Exercise directions ::
Your answer should be one number: how many lines of the data include the string "calculated"?

#### Material for this exercise

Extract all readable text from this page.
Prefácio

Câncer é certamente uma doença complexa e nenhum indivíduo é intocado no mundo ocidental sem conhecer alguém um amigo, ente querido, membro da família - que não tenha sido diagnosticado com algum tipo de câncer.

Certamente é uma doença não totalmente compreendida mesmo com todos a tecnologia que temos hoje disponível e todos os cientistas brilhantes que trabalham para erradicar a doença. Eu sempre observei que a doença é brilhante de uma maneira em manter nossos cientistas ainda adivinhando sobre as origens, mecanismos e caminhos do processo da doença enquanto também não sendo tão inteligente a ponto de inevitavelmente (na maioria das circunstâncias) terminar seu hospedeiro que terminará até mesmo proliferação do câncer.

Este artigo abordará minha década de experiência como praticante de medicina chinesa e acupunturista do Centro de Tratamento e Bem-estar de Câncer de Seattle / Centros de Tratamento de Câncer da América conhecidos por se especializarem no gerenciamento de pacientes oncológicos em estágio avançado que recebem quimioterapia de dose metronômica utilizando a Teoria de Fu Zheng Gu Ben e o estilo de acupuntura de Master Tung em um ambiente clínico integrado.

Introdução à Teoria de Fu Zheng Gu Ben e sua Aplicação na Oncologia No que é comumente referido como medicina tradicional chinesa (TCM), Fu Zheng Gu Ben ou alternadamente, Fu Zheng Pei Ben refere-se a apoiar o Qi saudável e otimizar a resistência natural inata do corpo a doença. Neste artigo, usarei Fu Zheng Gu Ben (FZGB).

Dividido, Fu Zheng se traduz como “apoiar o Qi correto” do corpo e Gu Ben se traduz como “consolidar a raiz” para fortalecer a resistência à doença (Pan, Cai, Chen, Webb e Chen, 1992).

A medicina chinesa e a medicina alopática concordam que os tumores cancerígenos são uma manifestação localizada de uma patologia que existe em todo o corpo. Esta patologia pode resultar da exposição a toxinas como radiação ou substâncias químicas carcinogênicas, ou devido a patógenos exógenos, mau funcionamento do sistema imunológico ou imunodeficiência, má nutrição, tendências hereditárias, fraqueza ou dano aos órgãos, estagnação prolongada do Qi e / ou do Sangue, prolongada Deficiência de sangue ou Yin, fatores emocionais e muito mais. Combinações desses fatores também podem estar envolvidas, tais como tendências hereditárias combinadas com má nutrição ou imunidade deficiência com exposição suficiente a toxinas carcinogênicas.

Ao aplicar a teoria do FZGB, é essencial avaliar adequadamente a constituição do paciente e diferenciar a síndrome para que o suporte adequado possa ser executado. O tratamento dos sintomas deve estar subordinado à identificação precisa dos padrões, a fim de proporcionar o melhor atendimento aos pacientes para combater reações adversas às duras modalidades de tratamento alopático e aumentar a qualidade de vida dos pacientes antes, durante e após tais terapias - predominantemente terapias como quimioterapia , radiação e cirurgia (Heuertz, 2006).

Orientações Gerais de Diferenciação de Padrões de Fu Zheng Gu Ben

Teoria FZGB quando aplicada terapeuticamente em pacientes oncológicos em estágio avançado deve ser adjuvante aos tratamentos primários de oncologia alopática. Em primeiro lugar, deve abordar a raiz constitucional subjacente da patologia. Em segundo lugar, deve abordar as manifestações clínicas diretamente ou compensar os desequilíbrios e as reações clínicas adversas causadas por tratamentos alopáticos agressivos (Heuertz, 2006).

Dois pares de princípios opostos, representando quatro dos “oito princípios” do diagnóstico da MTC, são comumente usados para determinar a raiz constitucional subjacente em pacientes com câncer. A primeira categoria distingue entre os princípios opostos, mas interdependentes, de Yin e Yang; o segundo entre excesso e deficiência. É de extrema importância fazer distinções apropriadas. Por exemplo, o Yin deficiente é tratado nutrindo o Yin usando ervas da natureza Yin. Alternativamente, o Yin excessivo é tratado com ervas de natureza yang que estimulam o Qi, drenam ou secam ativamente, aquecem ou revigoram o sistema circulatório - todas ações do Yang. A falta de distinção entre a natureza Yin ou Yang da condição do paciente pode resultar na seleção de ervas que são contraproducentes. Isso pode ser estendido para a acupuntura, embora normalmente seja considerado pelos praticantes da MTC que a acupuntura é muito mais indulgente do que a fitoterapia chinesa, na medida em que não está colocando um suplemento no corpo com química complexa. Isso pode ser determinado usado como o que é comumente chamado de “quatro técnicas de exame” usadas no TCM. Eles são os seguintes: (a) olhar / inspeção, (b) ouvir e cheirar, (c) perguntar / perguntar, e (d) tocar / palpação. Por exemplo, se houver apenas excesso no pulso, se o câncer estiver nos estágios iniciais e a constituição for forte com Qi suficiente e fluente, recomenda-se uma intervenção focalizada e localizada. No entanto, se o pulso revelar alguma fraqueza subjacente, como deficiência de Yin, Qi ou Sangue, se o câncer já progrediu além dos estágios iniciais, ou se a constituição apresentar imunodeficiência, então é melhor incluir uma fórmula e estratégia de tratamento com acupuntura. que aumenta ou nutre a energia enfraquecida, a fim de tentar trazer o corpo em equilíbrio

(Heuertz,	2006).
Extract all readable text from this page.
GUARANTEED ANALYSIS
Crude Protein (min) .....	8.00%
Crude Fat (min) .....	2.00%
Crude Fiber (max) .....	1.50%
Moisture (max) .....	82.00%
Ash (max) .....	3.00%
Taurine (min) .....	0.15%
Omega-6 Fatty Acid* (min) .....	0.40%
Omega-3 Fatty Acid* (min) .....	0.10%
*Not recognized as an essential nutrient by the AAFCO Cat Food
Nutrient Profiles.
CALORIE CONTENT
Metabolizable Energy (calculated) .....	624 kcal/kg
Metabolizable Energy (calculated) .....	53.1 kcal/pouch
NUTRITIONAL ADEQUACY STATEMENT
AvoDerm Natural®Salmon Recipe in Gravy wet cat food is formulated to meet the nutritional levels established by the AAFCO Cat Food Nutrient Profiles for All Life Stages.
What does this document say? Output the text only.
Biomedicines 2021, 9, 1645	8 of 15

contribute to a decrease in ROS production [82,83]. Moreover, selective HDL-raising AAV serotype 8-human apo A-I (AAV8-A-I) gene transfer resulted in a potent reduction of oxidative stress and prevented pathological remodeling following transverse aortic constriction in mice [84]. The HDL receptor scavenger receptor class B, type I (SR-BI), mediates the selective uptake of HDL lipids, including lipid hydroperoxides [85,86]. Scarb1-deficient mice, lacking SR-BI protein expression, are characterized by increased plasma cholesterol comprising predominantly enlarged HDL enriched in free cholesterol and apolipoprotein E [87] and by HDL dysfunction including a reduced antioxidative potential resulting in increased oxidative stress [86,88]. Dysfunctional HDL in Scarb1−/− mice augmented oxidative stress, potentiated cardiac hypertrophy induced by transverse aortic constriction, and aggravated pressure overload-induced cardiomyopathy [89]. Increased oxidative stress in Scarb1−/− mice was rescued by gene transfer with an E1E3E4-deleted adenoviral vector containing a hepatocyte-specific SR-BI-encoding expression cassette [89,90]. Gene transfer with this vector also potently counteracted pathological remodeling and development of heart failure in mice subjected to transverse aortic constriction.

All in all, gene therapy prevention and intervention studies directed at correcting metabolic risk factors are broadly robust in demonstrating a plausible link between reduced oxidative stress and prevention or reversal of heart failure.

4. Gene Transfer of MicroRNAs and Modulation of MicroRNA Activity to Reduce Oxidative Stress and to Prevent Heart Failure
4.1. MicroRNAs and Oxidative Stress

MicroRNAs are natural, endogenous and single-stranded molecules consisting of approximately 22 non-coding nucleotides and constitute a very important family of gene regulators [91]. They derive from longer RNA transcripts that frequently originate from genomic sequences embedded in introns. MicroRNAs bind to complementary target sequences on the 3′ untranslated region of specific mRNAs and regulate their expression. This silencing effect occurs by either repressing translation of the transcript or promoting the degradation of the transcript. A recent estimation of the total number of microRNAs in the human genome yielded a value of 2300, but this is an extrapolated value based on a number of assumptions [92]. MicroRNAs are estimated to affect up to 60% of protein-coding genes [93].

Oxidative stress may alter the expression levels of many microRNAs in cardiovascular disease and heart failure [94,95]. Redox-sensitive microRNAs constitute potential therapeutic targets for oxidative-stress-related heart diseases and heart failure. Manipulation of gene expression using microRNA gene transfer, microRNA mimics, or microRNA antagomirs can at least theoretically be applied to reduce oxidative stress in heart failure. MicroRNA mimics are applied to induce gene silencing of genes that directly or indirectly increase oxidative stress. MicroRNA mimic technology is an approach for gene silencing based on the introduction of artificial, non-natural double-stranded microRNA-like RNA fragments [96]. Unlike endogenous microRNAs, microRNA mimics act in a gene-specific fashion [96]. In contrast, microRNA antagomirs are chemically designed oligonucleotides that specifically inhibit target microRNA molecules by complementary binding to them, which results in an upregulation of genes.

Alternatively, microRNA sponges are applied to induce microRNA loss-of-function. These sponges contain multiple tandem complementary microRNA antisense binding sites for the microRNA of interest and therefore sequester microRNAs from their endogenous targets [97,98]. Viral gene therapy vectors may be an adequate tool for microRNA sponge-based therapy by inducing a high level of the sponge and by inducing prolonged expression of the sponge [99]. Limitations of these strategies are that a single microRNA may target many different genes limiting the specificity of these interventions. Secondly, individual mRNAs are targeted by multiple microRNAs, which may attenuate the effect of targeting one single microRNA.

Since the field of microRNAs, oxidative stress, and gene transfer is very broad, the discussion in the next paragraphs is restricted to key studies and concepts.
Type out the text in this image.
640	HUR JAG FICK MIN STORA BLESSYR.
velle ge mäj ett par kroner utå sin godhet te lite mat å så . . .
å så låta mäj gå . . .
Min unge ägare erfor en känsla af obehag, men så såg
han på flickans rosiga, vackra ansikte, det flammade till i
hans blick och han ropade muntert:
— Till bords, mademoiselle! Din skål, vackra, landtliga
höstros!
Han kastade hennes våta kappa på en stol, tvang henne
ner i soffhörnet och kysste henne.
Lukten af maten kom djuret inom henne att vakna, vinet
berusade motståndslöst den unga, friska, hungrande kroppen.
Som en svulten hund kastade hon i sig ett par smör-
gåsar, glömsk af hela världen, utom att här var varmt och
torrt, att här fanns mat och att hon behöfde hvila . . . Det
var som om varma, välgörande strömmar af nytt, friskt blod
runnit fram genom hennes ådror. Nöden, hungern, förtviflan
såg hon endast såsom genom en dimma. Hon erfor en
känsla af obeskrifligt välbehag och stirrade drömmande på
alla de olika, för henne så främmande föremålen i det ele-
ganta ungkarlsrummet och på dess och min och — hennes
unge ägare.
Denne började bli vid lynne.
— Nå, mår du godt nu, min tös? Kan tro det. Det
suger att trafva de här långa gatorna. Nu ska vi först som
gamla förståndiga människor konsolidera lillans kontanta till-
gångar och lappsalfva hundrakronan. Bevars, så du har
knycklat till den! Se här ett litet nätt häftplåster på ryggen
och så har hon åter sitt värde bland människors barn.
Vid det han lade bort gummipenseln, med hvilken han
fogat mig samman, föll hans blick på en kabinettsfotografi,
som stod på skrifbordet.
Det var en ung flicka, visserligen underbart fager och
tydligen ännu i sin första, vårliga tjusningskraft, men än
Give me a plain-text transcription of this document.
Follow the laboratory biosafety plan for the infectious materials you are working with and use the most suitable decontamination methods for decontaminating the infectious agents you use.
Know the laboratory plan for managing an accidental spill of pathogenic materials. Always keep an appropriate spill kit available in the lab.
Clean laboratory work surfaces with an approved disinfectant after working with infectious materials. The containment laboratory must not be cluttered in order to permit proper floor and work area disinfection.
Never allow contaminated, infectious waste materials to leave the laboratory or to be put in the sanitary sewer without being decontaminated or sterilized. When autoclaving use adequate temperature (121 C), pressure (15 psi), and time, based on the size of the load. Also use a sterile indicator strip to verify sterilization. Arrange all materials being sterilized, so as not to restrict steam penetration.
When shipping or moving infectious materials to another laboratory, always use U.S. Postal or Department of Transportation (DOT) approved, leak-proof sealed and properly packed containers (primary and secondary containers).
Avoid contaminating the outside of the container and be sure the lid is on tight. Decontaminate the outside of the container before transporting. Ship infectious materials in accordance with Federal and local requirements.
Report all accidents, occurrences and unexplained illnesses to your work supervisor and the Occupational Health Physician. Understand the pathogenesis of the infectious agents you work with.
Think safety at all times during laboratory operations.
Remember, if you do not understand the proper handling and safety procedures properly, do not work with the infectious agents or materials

########

Answer space ::
2